- Entries:
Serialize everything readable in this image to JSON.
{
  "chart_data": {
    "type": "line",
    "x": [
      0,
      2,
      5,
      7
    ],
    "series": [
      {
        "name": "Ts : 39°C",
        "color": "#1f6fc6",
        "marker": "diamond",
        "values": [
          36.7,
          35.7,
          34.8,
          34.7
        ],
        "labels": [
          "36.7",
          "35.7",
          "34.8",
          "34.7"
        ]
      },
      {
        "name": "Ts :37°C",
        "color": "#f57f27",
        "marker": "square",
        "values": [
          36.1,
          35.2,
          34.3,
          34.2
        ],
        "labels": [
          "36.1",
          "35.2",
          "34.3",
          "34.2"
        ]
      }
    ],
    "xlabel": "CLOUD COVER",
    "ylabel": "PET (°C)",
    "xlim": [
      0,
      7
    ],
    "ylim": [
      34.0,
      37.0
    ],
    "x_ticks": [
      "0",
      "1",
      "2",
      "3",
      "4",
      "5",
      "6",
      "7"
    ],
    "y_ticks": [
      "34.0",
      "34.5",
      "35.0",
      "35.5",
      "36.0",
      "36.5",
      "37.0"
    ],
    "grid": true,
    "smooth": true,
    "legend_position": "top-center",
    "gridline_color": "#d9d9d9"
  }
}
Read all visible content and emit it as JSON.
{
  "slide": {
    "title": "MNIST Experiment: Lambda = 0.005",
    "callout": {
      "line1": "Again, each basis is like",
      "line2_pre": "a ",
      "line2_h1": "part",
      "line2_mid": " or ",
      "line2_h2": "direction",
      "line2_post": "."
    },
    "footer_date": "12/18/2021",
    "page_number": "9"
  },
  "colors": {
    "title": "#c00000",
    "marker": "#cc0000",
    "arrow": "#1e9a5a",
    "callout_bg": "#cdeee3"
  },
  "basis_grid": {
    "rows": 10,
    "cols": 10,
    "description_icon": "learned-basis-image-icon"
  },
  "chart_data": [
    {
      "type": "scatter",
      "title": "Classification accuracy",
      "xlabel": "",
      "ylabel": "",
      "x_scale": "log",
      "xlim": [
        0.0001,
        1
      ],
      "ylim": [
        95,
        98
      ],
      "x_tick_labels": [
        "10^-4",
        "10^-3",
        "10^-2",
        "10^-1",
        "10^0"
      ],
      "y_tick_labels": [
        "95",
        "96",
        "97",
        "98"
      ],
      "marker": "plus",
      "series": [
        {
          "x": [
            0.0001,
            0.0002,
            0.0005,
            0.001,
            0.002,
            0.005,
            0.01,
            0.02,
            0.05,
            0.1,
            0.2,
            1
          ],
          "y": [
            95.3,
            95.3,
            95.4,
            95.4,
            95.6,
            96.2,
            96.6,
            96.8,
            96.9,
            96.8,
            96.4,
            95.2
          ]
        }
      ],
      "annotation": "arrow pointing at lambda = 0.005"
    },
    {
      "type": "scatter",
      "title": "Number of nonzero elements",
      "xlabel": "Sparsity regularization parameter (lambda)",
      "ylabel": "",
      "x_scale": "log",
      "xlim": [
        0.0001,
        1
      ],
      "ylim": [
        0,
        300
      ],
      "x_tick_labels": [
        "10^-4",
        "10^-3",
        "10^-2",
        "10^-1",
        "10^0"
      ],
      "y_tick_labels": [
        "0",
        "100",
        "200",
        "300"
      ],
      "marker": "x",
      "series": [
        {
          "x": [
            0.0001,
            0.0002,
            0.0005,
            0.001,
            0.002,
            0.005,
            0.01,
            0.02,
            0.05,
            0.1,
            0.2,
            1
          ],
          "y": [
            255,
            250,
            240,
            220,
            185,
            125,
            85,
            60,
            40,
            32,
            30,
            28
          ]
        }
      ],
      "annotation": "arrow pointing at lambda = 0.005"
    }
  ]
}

- Problem description:
Exactly reproduce every line found in the records.

- Task answer:
Serialize everything readable in this image to JSON.
{
  "chart_data": {
    "type": "line",
    "x": [
      0,
      2,
      5,
      7
    ],
    "series": [
      {
        "name": "Ts : 39°C",
        "color": "#1f6fc6",
        "marker": "diamond",
        "values": [
          36.7,
          35.7,
          34.8,
          34.7
        ],
        "labels": [
          "36.7",
          "35.7",
          "34.8",
          "34.7"
        ]
      },
      {
        "name": "Ts :37°C",
        "color": "#f57f27",
        "marker": "square",
        "values": [
          36.1,
          35.2,
          34.3,
          34.2
        ],
        "labels": [
          "36.1",
          "35.2",
          "34.3",
          "34.2"
        ]
      }
    ],
    "xlabel": "CLOUD COVER",
    "ylabel": "PET (°C)",
    "xlim": [
      0,
      7
    ],
    "ylim": [
      34.0,
      37.0
    ],
    "x_ticks": [
      "0",
      "1",
      "2",
      "3",
      "4",
      "5",
      "6",
      "7"
    ],
    "y_ticks": [
      "34.0",
      "34.5",
      "35.0",
      "35.5",
      "36.0",
      "36.5",
      "37.0"
    ],
    "grid": true,
    "smooth": true,
    "legend_position": "top-center",
    "gridline_color": "#d9d9d9"
  }
}
Read all visible content and emit it as JSON.
{
  "slide": {
    "title": "MNIST Experiment: Lambda = 0.005",
    "callout": {
      "line1": "Again, each basis is like",
      "line2_pre": "a ",
      "line2_h1": "part",
      "line2_mid": " or ",
      "line2_h2": "direction",
      "line2_post": "."
    },
    "footer_date": "12/18/2021",
    "page_number": "9"
  },
  "colors": {
    "title": "#c00000",
    "marker": "#cc0000",
    "arrow": "#1e9a5a",
    "callout_bg": "#cdeee3"
  },
  "basis_grid": {
    "rows": 10,
    "cols": 10,
    "description_icon": "learned-basis-image-icon"
  },
  "chart_data": [
    {
      "type": "scatter",
      "title": "Classification accuracy",
      "xlabel": "",
      "ylabel": "",
      "x_scale": "log",
      "xlim": [
        0.0001,
        1
      ],
      "ylim": [
        95,
        98
      ],
      "x_tick_labels": [
        "10^-4",
        "10^-3",
        "10^-2",
        "10^-1",
        "10^0"
      ],
      "y_tick_labels": [
        "95",
        "96",
        "97",
        "98"
      ],
      "marker": "plus",
      "series": [
        {
          "x": [
            0.0001,
            0.0002,
            0.0005,
            0.001,
            0.002,
            0.005,
            0.01,
            0.02,
            0.05,
            0.1,
            0.2,
            1
          ],
          "y": [
            95.3,
            95.3,
            95.4,
            95.4,
            95.6,
            96.2,
            96.6,
            96.8,
            96.9,
            96.8,
            96.4,
            95.2
          ]
        }
      ],
      "annotation": "arrow pointing at lambda = 0.005"
    },
    {
      "type": "scatter",
      "title": "Number of nonzero elements",
      "xlabel": "Sparsity regularization parameter (lambda)",
      "ylabel": "",
      "x_scale": "log",
      "xlim": [
        0.0001,
        1
      ],
      "ylim": [
        0,
        300
      ],
      "x_tick_labels": [
        "10^-4",
        "10^-3",
        "10^-2",
        "10^-1",
        "10^0"
      ],
      "y_tick_labels": [
        "0",
        "100",
        "200",
        "300"
      ],
      "marker": "x",
      "series": [
        {
          "x": [
            0.0001,
            0.0002,
            0.0005,
            0.001,
            0.002,
            0.005,
            0.01,
            0.02,
            0.05,
            0.1,
            0.2,
            1
          ],
          "y": [
            255,
            250,
            240,
            220,
            185,
            125,
            85,
            60,
            40,
            32,
            30,
            28
          ]
        }
      ],
      "annotation": "arrow pointing at lambda = 0.005"
    }
  ]
}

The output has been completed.